Data items
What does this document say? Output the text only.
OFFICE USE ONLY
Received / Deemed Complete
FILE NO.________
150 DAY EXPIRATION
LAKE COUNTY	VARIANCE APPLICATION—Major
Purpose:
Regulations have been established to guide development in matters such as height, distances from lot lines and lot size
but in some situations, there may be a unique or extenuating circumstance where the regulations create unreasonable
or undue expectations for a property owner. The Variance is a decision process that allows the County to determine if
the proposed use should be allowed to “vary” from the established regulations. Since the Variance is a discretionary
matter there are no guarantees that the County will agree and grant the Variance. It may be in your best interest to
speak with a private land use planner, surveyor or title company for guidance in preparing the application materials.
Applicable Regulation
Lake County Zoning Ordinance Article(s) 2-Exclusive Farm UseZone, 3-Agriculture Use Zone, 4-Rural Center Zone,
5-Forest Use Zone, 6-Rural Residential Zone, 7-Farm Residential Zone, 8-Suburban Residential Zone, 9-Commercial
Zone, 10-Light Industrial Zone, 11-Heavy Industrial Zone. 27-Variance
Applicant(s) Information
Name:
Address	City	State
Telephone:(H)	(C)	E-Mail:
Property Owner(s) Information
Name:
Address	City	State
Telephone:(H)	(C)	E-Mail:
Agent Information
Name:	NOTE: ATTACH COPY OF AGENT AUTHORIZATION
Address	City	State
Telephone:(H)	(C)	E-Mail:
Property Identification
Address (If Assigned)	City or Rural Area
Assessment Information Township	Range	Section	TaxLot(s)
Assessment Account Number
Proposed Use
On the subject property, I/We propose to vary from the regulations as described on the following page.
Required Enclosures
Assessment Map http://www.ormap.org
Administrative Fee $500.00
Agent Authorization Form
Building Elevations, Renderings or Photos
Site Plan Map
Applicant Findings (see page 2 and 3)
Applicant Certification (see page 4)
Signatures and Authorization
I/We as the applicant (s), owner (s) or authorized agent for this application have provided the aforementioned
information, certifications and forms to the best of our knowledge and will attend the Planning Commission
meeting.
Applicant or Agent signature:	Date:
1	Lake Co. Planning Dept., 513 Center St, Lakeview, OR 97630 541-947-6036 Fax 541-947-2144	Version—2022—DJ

Directions -
Using the records above, select and copy every line that has the word "this".

Complete answer -
What does this document say? Output the text only.
I/We as the applicant (s), owner (s) or authorized agent for this application have provided the aforementioned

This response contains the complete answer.